» **Goal**:
Spot every line with the word "acabar" and return it.
## start Records shown
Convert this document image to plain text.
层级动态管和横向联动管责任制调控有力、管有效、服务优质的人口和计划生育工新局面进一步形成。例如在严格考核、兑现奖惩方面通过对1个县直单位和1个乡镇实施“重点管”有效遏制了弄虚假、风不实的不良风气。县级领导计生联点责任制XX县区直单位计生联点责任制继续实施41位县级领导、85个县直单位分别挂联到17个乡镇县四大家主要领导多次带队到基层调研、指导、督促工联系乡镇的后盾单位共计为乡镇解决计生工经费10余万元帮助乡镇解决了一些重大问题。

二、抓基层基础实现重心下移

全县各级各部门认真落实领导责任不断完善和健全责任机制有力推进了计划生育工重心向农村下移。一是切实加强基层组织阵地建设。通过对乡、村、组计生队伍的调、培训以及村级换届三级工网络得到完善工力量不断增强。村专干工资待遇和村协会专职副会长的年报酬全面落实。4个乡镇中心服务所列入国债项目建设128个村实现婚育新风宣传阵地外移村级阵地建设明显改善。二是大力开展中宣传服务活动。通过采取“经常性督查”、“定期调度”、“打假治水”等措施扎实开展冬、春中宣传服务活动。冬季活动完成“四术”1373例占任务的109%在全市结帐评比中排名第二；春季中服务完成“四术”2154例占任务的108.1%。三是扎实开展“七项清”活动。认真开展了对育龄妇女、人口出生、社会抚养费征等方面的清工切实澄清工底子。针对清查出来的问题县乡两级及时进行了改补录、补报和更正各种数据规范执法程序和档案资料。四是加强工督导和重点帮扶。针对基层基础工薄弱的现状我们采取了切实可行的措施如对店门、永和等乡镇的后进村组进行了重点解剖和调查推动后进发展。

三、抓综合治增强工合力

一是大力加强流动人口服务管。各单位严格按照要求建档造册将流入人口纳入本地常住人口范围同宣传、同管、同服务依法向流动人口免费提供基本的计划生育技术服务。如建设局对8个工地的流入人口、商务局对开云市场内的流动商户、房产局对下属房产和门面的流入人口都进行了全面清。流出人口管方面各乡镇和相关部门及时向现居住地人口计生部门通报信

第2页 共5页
## end Records shown
## start Records shown
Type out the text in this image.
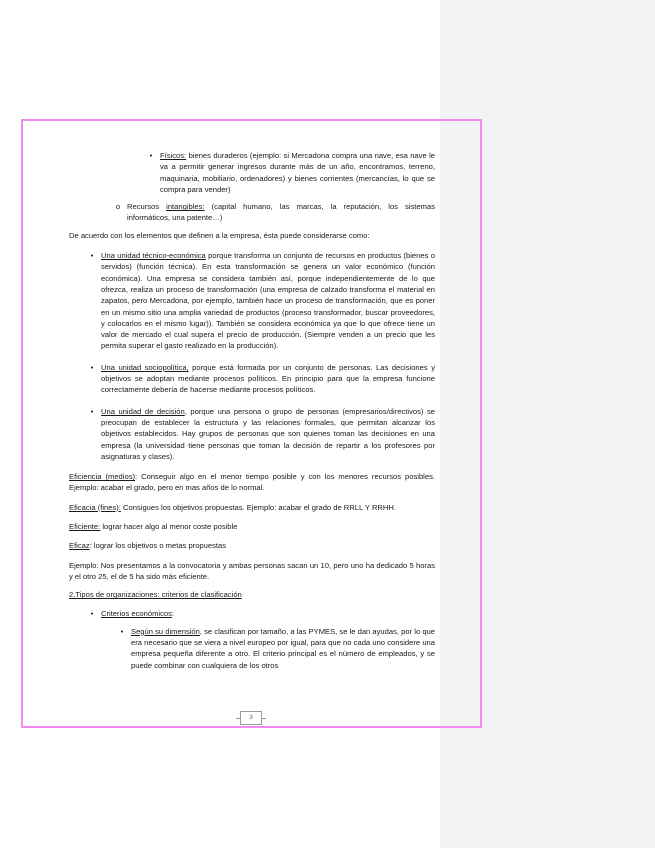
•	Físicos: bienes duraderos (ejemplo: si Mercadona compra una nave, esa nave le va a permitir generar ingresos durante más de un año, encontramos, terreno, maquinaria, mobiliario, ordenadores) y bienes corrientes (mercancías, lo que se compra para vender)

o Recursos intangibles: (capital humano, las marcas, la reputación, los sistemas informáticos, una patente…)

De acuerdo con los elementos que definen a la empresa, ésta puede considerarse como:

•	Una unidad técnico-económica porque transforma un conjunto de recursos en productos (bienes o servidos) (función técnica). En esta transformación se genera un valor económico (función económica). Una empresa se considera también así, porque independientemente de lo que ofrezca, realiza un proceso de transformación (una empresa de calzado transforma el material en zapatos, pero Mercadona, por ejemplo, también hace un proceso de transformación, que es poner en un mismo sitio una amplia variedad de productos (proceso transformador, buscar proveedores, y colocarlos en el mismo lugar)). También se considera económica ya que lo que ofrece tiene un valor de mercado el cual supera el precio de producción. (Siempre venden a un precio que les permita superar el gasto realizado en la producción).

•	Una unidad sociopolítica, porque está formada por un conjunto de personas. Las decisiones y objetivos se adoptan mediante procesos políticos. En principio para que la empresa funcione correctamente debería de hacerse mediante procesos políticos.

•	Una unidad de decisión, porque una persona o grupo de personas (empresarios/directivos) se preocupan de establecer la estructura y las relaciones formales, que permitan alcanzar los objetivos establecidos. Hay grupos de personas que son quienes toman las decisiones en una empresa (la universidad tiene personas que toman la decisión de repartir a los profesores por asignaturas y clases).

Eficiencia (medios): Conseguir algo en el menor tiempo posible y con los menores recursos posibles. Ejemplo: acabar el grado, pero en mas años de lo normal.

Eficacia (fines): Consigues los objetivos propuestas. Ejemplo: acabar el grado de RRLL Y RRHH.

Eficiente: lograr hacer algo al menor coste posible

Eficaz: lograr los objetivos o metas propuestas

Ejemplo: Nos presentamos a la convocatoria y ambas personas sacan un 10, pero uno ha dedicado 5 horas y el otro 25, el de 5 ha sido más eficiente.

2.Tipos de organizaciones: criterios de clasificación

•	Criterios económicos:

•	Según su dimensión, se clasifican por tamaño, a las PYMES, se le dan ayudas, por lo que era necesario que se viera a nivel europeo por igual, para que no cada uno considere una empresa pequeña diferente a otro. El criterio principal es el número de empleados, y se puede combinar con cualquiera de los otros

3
## end Records shown
## start Records shown
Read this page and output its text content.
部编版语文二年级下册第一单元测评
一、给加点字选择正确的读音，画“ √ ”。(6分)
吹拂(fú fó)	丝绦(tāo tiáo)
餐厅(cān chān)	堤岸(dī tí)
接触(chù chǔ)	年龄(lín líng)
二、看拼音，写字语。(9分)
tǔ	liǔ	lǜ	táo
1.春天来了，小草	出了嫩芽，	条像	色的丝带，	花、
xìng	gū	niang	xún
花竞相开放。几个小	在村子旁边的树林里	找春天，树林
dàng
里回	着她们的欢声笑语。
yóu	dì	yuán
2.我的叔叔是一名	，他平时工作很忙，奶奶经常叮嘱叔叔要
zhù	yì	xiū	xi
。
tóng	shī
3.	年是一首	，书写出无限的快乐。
## end Records shown
» **Written solution**:
Eficiencia (medios): Conseguir algo en el menor tiempo posible y con los menores recursos posibles. Ejemplo: acabar el grado, pero en mas años de lo normal.
Eficacia (fines): Consigues los objetivos propuestas. Ejemplo: acabar el grado de RRLL Y RRHH.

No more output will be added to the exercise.